Aim: Return the number of lines in which the word "Second" appears; add nothing else.

[Extracted records]
══════════════════════════════
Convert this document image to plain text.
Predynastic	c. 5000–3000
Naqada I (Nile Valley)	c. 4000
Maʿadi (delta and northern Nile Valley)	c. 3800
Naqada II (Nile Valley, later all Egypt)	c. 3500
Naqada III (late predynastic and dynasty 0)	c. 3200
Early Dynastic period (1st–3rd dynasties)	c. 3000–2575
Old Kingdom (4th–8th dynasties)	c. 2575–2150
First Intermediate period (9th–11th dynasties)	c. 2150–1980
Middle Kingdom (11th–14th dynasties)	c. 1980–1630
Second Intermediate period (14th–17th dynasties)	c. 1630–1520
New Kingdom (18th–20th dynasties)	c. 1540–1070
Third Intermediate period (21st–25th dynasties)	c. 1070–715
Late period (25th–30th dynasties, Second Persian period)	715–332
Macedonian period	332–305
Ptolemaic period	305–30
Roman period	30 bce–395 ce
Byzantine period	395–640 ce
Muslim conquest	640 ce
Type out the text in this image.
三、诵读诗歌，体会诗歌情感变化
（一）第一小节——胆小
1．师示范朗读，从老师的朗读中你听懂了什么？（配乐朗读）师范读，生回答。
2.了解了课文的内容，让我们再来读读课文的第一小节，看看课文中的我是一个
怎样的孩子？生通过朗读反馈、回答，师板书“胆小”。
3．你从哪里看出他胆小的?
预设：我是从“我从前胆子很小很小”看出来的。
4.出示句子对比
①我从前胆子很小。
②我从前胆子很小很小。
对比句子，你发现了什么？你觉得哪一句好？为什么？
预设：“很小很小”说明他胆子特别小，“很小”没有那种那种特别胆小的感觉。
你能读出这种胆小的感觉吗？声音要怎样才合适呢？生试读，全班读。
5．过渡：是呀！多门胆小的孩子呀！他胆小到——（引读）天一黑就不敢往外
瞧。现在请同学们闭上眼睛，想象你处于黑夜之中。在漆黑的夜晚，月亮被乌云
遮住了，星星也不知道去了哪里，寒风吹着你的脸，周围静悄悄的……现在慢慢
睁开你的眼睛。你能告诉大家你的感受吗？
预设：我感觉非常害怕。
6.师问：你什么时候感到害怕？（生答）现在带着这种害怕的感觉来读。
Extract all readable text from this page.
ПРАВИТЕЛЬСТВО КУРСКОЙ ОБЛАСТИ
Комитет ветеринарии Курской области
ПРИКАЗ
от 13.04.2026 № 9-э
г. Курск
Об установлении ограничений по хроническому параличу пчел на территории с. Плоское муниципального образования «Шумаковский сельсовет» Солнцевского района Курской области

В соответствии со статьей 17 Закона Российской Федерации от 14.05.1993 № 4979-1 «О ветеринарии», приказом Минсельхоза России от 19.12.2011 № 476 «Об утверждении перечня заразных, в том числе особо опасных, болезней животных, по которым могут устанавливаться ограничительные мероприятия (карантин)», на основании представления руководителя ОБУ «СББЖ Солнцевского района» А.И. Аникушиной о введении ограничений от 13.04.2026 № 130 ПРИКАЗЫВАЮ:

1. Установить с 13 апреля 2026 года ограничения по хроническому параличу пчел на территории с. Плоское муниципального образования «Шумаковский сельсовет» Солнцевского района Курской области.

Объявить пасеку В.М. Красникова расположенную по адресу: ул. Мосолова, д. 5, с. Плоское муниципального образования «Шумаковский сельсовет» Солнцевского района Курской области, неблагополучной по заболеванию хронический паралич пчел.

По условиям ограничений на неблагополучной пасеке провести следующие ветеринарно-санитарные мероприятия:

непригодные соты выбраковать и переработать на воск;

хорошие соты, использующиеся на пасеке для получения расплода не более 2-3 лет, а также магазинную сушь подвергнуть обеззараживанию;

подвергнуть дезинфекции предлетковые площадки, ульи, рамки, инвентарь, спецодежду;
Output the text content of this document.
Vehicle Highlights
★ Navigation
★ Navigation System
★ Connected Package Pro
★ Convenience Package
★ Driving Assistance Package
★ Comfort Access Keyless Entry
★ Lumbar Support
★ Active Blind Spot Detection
══════════════════════════════
Exercise answer: 2